▶ _Data supplied_:

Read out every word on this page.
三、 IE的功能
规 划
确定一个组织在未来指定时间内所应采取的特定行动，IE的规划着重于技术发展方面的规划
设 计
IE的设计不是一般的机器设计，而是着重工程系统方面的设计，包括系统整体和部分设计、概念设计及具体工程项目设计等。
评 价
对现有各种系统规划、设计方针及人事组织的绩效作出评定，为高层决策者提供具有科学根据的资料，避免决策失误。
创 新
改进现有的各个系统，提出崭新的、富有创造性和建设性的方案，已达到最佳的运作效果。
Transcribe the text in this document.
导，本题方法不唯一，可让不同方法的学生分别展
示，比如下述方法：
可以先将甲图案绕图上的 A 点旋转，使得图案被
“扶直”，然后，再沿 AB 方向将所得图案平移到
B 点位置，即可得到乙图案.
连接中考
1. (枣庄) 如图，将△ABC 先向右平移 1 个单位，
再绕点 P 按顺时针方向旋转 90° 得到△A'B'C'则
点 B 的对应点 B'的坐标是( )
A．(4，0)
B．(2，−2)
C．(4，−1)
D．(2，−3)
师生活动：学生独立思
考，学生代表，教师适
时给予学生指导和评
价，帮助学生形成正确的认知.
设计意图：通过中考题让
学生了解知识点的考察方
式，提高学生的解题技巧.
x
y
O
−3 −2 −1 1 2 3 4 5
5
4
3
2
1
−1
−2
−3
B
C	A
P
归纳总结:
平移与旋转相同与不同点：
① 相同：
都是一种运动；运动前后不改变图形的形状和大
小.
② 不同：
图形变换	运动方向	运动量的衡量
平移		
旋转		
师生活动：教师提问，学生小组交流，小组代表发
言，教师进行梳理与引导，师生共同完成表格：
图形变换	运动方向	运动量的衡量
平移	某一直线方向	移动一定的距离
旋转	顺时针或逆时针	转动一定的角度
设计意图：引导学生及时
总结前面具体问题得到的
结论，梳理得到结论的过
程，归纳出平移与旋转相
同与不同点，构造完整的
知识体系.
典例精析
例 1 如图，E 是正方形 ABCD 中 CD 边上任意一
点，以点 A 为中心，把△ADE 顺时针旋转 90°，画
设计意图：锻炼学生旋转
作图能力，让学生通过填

▶ _What is asked_: Extract every line above that contains the word "this".

▶ _Answer to the exercise_:
Read out every word on this page.
Transcribe the text in this document.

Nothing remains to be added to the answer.